[EXERCISE AIM]: Reproduce every line of the items below, without changing a single character.

### DATA IN THIS EXERCISE ###

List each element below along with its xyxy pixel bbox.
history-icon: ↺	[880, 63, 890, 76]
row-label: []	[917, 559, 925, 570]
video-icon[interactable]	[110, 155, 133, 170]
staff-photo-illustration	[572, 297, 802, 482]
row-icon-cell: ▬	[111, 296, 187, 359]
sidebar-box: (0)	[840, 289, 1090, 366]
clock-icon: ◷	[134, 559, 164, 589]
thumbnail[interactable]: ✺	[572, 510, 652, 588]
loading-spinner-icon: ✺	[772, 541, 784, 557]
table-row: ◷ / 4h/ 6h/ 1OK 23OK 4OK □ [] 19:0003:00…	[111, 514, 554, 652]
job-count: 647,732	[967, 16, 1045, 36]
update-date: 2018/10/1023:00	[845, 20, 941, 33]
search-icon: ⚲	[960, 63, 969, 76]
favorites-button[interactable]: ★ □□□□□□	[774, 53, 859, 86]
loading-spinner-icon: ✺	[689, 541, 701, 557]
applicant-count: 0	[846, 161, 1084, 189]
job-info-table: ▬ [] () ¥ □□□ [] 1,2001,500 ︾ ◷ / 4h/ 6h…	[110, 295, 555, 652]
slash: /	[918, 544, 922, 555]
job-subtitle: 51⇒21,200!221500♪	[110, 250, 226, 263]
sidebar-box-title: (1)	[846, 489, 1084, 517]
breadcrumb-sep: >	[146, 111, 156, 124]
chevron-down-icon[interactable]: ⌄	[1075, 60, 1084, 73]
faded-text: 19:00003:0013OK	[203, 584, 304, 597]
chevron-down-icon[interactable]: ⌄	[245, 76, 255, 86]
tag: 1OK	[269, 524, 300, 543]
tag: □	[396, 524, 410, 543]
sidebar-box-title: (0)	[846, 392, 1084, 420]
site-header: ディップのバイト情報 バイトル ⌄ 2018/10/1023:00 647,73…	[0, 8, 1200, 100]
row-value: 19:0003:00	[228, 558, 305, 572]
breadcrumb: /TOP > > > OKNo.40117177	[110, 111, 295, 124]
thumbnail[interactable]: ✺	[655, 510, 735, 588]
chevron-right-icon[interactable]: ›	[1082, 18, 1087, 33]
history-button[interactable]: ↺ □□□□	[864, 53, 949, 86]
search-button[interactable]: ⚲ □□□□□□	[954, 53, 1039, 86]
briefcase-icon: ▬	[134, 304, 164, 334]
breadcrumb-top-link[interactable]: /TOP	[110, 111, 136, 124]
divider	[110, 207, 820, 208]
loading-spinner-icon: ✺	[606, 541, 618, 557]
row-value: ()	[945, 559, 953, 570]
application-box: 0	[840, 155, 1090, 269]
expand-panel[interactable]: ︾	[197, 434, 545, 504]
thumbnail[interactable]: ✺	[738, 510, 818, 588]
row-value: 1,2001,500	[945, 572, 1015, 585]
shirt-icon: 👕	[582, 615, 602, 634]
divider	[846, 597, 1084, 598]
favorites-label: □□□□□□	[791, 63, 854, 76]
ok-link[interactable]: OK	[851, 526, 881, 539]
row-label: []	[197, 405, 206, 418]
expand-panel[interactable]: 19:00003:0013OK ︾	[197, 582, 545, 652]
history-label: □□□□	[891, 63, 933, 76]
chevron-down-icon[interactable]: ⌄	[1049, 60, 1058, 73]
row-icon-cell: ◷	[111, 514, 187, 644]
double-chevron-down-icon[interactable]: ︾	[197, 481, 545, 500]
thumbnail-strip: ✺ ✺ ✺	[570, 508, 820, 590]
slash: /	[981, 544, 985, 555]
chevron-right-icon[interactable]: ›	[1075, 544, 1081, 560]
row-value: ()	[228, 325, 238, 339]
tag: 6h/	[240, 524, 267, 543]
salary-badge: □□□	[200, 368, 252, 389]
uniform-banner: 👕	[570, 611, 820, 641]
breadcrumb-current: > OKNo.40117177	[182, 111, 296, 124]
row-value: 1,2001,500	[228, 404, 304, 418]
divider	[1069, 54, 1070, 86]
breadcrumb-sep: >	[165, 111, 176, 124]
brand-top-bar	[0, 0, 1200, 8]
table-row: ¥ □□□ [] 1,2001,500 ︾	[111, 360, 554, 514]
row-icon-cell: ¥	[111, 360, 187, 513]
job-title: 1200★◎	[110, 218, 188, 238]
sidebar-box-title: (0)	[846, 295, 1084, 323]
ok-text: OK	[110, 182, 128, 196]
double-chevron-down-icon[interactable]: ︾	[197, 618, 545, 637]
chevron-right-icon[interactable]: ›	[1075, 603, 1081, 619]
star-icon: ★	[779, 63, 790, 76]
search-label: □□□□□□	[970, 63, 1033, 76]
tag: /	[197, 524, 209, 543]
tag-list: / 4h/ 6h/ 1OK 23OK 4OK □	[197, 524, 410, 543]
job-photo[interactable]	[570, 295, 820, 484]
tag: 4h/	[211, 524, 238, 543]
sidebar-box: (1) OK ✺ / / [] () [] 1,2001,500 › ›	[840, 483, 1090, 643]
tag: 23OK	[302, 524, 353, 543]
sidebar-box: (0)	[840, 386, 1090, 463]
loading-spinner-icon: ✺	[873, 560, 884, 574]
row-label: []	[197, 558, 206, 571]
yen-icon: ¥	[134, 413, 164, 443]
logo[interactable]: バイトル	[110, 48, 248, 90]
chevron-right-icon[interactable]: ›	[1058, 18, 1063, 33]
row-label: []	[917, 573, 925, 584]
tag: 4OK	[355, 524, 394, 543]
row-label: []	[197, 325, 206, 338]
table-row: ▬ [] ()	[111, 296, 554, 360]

###

[EXERCISE RESULT]:
List each element below along with its xyxy pixel bbox.
history-icon: ↺	[880, 63, 890, 76]
row-label: []	[917, 559, 925, 570]
video-icon[interactable]	[110, 155, 133, 170]
staff-photo-illustration	[572, 297, 802, 482]
row-icon-cell: ▬	[111, 296, 187, 359]
sidebar-box: (0)	[840, 289, 1090, 366]
clock-icon: ◷	[134, 559, 164, 589]
thumbnail[interactable]: ✺	[572, 510, 652, 588]
loading-spinner-icon: ✺	[772, 541, 784, 557]
table-row: ◷ / 4h/ 6h/ 1OK 23OK 4OK □ [] 19:0003:00…	[111, 514, 554, 652]
job-count: 647,732	[967, 16, 1045, 36]
update-date: 2018/10/1023:00	[845, 20, 941, 33]
search-icon: ⚲	[960, 63, 969, 76]
favorites-button[interactable]: ★ □□□□□□	[774, 53, 859, 86]
loading-spinner-icon: ✺	[689, 541, 701, 557]
applicant-count: 0	[846, 161, 1084, 189]
job-info-table: ▬ [] () ¥ □□□ [] 1,2001,500 ︾ ◷ / 4h/ 6h…	[110, 295, 555, 652]
slash: /	[918, 544, 922, 555]
job-subtitle: 51⇒21,200!221500♪	[110, 250, 226, 263]
sidebar-box-title: (1)	[846, 489, 1084, 517]
breadcrumb-sep: >	[146, 111, 156, 124]
chevron-down-icon[interactable]: ⌄	[1075, 60, 1084, 73]
faded-text: 19:00003:0013OK	[203, 584, 304, 597]
chevron-down-icon[interactable]: ⌄	[245, 76, 255, 86]
tag: 1OK	[269, 524, 300, 543]
tag: □	[396, 524, 410, 543]
sidebar-box-title: (0)	[846, 392, 1084, 420]
site-header: ディップのバイト情報 バイトル ⌄ 2018/10/1023:00 647,73…	[0, 8, 1200, 100]
row-value: 19:0003:00	[228, 558, 305, 572]
breadcrumb: /TOP > > > OKNo.40117177	[110, 111, 295, 124]
thumbnail[interactable]: ✺	[655, 510, 735, 588]
chevron-right-icon[interactable]: ›	[1082, 18, 1087, 33]
history-button[interactable]: ↺ □□□□	[864, 53, 949, 86]
search-button[interactable]: ⚲ □□□□□□	[954, 53, 1039, 86]
briefcase-icon: ▬	[134, 304, 164, 334]
breadcrumb-top-link[interactable]: /TOP	[110, 111, 136, 124]
divider	[110, 207, 820, 208]
loading-spinner-icon: ✺	[606, 541, 618, 557]
row-value: ()	[945, 559, 953, 570]
application-box: 0	[840, 155, 1090, 269]
expand-panel[interactable]: ︾	[197, 434, 545, 504]
thumbnail[interactable]: ✺	[738, 510, 818, 588]
row-value: 1,2001,500	[945, 572, 1015, 585]
shirt-icon: 👕	[582, 615, 602, 634]
divider	[846, 597, 1084, 598]
favorites-label: □□□□□□	[791, 63, 854, 76]
ok-link[interactable]: OK	[851, 526, 881, 539]
row-label: []	[197, 405, 206, 418]
expand-panel[interactable]: 19:00003:0013OK ︾	[197, 582, 545, 652]
history-label: □□□□	[891, 63, 933, 76]
chevron-down-icon[interactable]: ⌄	[1049, 60, 1058, 73]
row-icon-cell: ◷	[111, 514, 187, 644]
double-chevron-down-icon[interactable]: ︾	[197, 481, 545, 500]
thumbnail-strip: ✺ ✺ ✺	[570, 508, 820, 590]
slash: /	[981, 544, 985, 555]
chevron-right-icon[interactable]: ›	[1075, 544, 1081, 560]
row-value: ()	[228, 325, 238, 339]
tag: 6h/	[240, 524, 267, 543]
salary-badge: □□□	[200, 368, 252, 389]
uniform-banner: 👕	[570, 611, 820, 641]
breadcrumb-current: > OKNo.40117177	[182, 111, 296, 124]
row-value: 1,2001,500	[228, 404, 304, 418]
divider	[1069, 54, 1070, 86]
breadcrumb-sep: >	[165, 111, 176, 124]
brand-top-bar	[0, 0, 1200, 8]
table-row: ¥ □□□ [] 1,2001,500 ︾	[111, 360, 554, 514]
row-icon-cell: ¥	[111, 360, 187, 513]
job-title: 1200★◎	[110, 218, 188, 238]
sidebar-box-title: (0)	[846, 295, 1084, 323]
ok-text: OK	[110, 182, 128, 196]
double-chevron-down-icon[interactable]: ︾	[197, 618, 545, 637]
chevron-right-icon[interactable]: ›	[1075, 603, 1081, 619]
star-icon: ★	[779, 63, 790, 76]
search-label: □□□□□□	[970, 63, 1033, 76]
tag: /	[197, 524, 209, 543]
tag-list: / 4h/ 6h/ 1OK 23OK 4OK □	[197, 524, 410, 543]
job-photo[interactable]	[570, 295, 820, 484]
tag: 4h/	[211, 524, 238, 543]
sidebar-box: (1) OK ✺ / / [] () [] 1,2001,500 › ›	[840, 483, 1090, 643]
tag: 23OK	[302, 524, 353, 543]
sidebar-box: (0)	[840, 386, 1090, 463]
loading-spinner-icon: ✺	[873, 560, 884, 574]
row-label: []	[197, 558, 206, 571]
yen-icon: ¥	[134, 413, 164, 443]
logo[interactable]: バイトル	[110, 48, 248, 90]
chevron-right-icon[interactable]: ›	[1058, 18, 1063, 33]
row-label: []	[917, 573, 925, 584]
tag: 4OK	[355, 524, 394, 543]
row-label: []	[197, 325, 206, 338]
table-row: ▬ [] ()	[111, 296, 554, 360]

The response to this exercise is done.